* Begin *

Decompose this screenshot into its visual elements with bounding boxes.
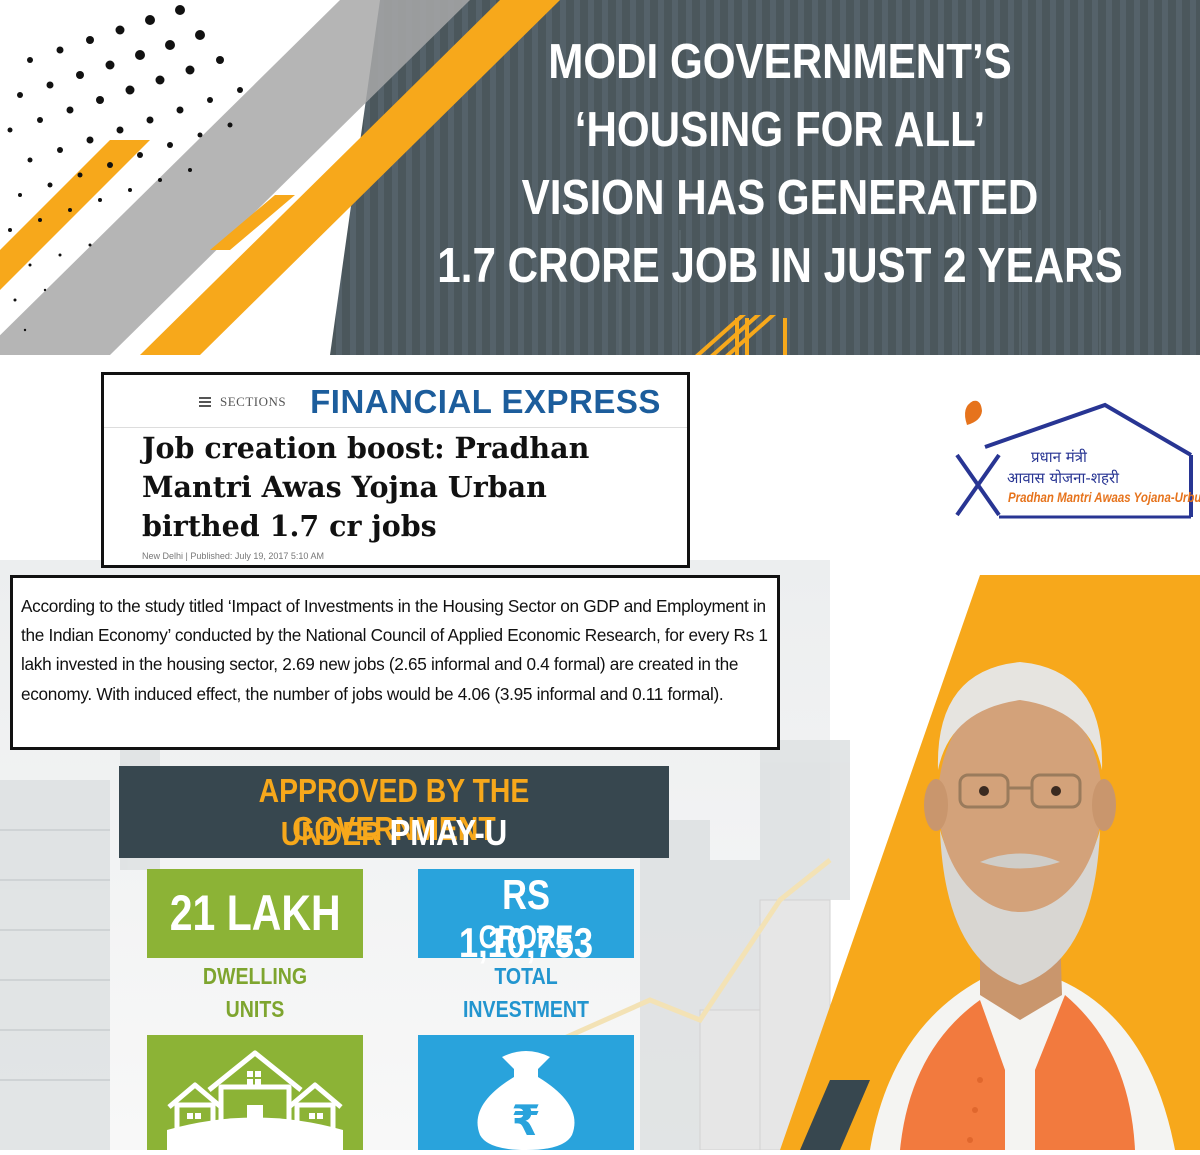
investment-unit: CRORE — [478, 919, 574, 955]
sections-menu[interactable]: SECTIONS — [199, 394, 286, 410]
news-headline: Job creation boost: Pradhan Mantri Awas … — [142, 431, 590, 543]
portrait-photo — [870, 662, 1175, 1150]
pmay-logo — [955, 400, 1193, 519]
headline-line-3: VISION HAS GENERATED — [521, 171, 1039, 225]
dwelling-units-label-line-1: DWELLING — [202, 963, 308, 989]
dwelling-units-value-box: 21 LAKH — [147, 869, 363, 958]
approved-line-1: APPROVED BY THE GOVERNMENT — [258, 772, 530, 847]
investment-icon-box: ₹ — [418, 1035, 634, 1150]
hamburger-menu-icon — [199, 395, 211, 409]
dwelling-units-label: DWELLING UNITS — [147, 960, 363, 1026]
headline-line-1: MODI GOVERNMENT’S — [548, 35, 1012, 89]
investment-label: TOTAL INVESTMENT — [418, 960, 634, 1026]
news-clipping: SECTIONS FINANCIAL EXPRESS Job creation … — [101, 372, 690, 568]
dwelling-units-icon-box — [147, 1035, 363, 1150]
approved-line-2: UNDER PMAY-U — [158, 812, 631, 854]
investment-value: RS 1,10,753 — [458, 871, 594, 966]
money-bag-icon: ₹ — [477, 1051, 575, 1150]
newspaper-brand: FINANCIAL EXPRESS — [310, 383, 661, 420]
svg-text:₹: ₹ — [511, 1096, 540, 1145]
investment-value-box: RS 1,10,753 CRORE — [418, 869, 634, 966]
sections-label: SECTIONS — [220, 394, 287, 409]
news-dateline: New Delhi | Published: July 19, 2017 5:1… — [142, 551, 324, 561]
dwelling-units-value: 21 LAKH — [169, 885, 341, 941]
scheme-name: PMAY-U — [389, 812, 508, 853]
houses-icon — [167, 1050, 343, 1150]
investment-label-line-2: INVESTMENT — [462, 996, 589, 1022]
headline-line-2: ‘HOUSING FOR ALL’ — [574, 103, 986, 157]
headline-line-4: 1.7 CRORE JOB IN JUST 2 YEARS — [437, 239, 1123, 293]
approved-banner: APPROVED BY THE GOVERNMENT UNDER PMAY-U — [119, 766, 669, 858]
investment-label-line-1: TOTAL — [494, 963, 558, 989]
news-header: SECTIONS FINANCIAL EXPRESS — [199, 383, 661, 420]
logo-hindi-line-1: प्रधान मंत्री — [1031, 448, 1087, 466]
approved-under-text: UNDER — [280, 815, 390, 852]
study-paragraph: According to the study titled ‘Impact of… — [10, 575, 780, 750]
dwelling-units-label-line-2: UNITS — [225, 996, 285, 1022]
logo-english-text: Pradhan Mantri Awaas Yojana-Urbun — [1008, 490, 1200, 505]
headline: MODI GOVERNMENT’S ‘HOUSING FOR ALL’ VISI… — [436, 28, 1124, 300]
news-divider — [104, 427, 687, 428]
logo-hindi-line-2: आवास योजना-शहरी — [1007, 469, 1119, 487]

* End *
* Begin *

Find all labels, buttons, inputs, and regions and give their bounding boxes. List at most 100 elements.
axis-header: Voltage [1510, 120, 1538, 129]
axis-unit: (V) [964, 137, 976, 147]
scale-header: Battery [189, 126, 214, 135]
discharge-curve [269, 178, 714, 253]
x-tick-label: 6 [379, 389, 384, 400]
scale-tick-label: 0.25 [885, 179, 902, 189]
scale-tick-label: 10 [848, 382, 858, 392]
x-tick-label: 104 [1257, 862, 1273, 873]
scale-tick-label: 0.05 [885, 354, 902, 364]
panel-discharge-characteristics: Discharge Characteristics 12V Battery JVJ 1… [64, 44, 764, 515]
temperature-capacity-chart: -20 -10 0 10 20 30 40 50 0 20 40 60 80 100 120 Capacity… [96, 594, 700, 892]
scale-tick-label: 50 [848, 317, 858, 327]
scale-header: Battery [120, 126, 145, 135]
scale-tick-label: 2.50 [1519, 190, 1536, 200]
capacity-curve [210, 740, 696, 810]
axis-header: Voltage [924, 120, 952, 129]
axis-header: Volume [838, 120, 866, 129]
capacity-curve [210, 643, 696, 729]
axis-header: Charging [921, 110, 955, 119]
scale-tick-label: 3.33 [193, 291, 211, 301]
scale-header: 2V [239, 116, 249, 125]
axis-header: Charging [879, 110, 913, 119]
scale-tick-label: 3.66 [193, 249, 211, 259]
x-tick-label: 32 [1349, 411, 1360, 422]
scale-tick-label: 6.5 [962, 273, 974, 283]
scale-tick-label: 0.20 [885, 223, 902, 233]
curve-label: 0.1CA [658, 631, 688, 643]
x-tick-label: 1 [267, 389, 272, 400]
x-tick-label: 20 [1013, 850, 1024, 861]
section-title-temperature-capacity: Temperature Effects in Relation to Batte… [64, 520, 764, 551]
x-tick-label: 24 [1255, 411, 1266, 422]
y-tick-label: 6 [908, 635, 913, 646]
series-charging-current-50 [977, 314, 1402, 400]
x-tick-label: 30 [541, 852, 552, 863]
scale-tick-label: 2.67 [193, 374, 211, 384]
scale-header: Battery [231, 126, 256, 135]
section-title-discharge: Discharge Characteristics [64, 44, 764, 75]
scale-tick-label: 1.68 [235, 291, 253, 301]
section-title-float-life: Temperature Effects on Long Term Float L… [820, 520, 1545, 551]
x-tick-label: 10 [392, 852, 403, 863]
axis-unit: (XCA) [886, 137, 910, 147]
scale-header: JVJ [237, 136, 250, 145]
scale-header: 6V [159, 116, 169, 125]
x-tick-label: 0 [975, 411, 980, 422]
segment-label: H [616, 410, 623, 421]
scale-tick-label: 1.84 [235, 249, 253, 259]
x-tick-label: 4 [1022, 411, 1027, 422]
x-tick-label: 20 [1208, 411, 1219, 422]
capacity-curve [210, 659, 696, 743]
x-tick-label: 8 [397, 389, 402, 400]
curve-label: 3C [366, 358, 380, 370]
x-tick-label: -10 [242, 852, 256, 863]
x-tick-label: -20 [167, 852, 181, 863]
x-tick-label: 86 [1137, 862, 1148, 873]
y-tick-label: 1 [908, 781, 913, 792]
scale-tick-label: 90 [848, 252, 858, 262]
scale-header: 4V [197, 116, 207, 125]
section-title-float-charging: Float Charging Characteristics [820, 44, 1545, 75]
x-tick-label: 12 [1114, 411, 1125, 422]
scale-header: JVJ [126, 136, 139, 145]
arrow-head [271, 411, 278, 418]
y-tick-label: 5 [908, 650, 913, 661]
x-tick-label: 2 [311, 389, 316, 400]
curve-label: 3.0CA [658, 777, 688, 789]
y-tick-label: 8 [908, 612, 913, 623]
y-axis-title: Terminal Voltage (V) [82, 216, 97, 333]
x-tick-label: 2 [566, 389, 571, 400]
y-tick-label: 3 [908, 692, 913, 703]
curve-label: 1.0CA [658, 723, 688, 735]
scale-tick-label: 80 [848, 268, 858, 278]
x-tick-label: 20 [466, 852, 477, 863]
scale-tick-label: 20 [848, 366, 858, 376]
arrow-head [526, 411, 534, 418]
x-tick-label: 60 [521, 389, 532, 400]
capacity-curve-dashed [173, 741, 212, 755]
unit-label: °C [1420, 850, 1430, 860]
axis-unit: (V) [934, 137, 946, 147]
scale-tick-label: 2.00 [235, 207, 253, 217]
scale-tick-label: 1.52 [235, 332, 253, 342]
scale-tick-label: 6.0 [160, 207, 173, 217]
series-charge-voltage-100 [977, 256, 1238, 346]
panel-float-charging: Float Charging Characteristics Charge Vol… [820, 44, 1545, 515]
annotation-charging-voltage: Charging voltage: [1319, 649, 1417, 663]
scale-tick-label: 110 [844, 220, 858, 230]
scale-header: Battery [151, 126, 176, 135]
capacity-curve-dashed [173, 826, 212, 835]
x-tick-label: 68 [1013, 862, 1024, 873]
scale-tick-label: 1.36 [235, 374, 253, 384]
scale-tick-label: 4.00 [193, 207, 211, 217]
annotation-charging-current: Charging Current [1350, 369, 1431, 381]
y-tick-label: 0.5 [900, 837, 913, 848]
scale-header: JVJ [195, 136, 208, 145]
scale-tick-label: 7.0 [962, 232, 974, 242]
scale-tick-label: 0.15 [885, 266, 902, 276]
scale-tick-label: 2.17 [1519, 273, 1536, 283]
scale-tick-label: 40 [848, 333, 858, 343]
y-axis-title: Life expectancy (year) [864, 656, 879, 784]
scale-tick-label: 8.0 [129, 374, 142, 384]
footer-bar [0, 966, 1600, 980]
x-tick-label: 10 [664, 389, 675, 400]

* End *
* Begin *

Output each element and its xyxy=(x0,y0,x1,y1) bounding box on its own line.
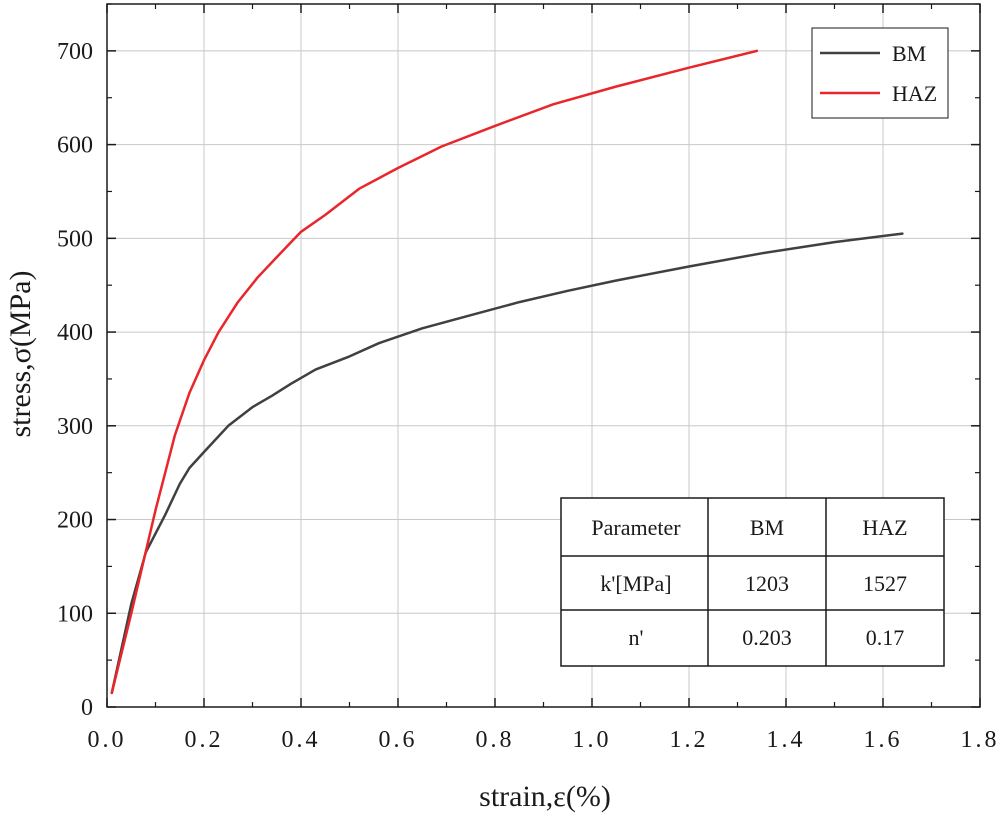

* End *

What is required – Format the rows starting at the line that contains "Decompose this screenshot" and ending at the line that contains "money-bag-icon: ₹ — [477, 1051, 575, 1150]" as a two-column CSV with the headers instruction and output. Each row should occupy one CSV line, with each field quoted, line breaks replaced by spaces, and the pictures omitted.

Task output –
instruction,output
"Decompose this screenshot into its visual elements with bounding boxes.","investment-unit: CRORE — [478, 919, 574, 955] sections-menu[interactable]: SECTIONS — [199, 394, 286, 410] news-headline: Job creation boost: Pradhan Mantri Awas … — [142, 431, 590, 543] portrait-photo — [870, 662, 1175, 1150] pmay-logo — [955, 400, 1193, 519] headline-line-3: VISION HAS GENERATED — [521, 171, 1039, 225] dwelling-units-label-line-1: DWELLING — [202, 963, 308, 989] dwelling-units-value-box: 21 LAKH — [147, 869, 363, 958] approved-line-1: APPROVED BY THE GOVERNMENT — [258, 772, 530, 847] investment-icon-box: ₹ — [418, 1035, 634, 1150] hamburger-menu-icon — [199, 395, 211, 409] dwelling-units-label: DWELLING UNITS — [147, 960, 363, 1026] headline-line-1: MODI GOVERNMENT’S — [548, 35, 1012, 89] investment-label: TOTAL INVESTMENT — [418, 960, 634, 1026] news-clipping: SECTIONS FINANCIAL EXPRESS Job creation … — [101, 372, 690, 568] dwelling-units-icon-box — [147, 1035, 363, 1150] approved-line-2: UNDER PMAY-U — [158, 812, 631, 854] investment-value: RS 1,10,753 — [458, 871, 594, 966] money-bag-icon: ₹ — [477, 1051, 575, 1150]"